Records to use:
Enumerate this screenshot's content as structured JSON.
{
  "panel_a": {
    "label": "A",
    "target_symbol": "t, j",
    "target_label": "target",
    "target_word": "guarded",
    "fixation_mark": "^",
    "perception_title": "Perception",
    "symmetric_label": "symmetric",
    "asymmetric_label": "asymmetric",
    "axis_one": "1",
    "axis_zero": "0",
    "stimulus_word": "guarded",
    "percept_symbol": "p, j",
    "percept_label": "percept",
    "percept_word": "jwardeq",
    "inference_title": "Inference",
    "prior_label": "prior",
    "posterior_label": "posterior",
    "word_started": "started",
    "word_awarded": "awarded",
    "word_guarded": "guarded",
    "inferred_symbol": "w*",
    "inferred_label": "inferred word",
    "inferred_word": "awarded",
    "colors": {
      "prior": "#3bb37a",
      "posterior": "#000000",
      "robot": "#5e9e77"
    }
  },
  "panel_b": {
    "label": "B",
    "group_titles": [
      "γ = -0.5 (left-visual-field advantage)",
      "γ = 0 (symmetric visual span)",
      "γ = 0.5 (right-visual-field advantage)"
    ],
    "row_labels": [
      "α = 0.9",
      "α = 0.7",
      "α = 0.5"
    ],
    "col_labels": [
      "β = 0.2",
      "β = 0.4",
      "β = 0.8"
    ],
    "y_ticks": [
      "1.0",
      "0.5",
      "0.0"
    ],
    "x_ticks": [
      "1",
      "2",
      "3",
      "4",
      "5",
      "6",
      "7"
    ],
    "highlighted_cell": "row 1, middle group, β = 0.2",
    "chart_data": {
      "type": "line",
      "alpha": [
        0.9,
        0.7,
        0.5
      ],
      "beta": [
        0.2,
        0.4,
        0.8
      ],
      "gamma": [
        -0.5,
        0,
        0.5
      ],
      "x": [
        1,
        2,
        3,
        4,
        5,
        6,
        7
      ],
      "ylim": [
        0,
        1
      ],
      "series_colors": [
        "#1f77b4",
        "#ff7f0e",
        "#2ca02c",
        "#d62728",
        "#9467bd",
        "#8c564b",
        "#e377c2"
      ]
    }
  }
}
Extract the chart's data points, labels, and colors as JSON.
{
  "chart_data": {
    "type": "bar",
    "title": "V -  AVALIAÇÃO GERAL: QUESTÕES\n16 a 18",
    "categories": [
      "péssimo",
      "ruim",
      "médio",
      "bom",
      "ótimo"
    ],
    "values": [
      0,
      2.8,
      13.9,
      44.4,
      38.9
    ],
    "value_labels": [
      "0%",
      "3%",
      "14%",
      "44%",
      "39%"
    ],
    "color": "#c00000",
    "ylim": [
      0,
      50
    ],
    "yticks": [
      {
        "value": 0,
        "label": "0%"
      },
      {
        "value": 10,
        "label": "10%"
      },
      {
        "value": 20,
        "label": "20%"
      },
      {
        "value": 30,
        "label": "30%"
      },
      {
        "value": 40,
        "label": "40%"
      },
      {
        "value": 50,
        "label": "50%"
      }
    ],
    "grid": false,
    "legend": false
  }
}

Stated exercise: Make a verbatim copy of every entry shown above.

Response to the exercise:
Enumerate this screenshot's content as structured JSON.
{
  "panel_a": {
    "label": "A",
    "target_symbol": "t, j",
    "target_label": "target",
    "target_word": "guarded",
    "fixation_mark": "^",
    "perception_title": "Perception",
    "symmetric_label": "symmetric",
    "asymmetric_label": "asymmetric",
    "axis_one": "1",
    "axis_zero": "0",
    "stimulus_word": "guarded",
    "percept_symbol": "p, j",
    "percept_label": "percept",
    "percept_word": "jwardeq",
    "inference_title": "Inference",
    "prior_label": "prior",
    "posterior_label": "posterior",
    "word_started": "started",
    "word_awarded": "awarded",
    "word_guarded": "guarded",
    "inferred_symbol": "w*",
    "inferred_label": "inferred word",
    "inferred_word": "awarded",
    "colors": {
      "prior": "#3bb37a",
      "posterior": "#000000",
      "robot": "#5e9e77"
    }
  },
  "panel_b": {
    "label": "B",
    "group_titles": [
      "γ = -0.5 (left-visual-field advantage)",
      "γ = 0 (symmetric visual span)",
      "γ = 0.5 (right-visual-field advantage)"
    ],
    "row_labels": [
      "α = 0.9",
      "α = 0.7",
      "α = 0.5"
    ],
    "col_labels": [
      "β = 0.2",
      "β = 0.4",
      "β = 0.8"
    ],
    "y_ticks": [
      "1.0",
      "0.5",
      "0.0"
    ],
    "x_ticks": [
      "1",
      "2",
      "3",
      "4",
      "5",
      "6",
      "7"
    ],
    "highlighted_cell": "row 1, middle group, β = 0.2",
    "chart_data": {
      "type": "line",
      "alpha": [
        0.9,
        0.7,
        0.5
      ],
      "beta": [
        0.2,
        0.4,
        0.8
      ],
      "gamma": [
        -0.5,
        0,
        0.5
      ],
      "x": [
        1,
        2,
        3,
        4,
        5,
        6,
        7
      ],
      "ylim": [
        0,
        1
      ],
      "series_colors": [
        "#1f77b4",
        "#ff7f0e",
        "#2ca02c",
        "#d62728",
        "#9467bd",
        "#8c564b",
        "#e377c2"
      ]
    }
  }
}
Extract the chart's data points, labels, and colors as JSON.
{
  "chart_data": {
    "type": "bar",
    "title": "V -  AVALIAÇÃO GERAL: QUESTÕES\n16 a 18",
    "categories": [
      "péssimo",
      "ruim",
      "médio",
      "bom",
      "ótimo"
    ],
    "values": [
      0,
      2.8,
      13.9,
      44.4,
      38.9
    ],
    "value_labels": [
      "0%",
      "3%",
      "14%",
      "44%",
      "39%"
    ],
    "color": "#c00000",
    "ylim": [
      0,
      50
    ],
    "yticks": [
      {
        "value": 0,
        "label": "0%"
      },
      {
        "value": 10,
        "label": "10%"
      },
      {
        "value": 20,
        "label": "20%"
      },
      {
        "value": 30,
        "label": "30%"
      },
      {
        "value": 40,
        "label": "40%"
      },
      {
        "value": 50,
        "label": "50%"
      }
    ],
    "grid": false,
    "legend": false
  }
}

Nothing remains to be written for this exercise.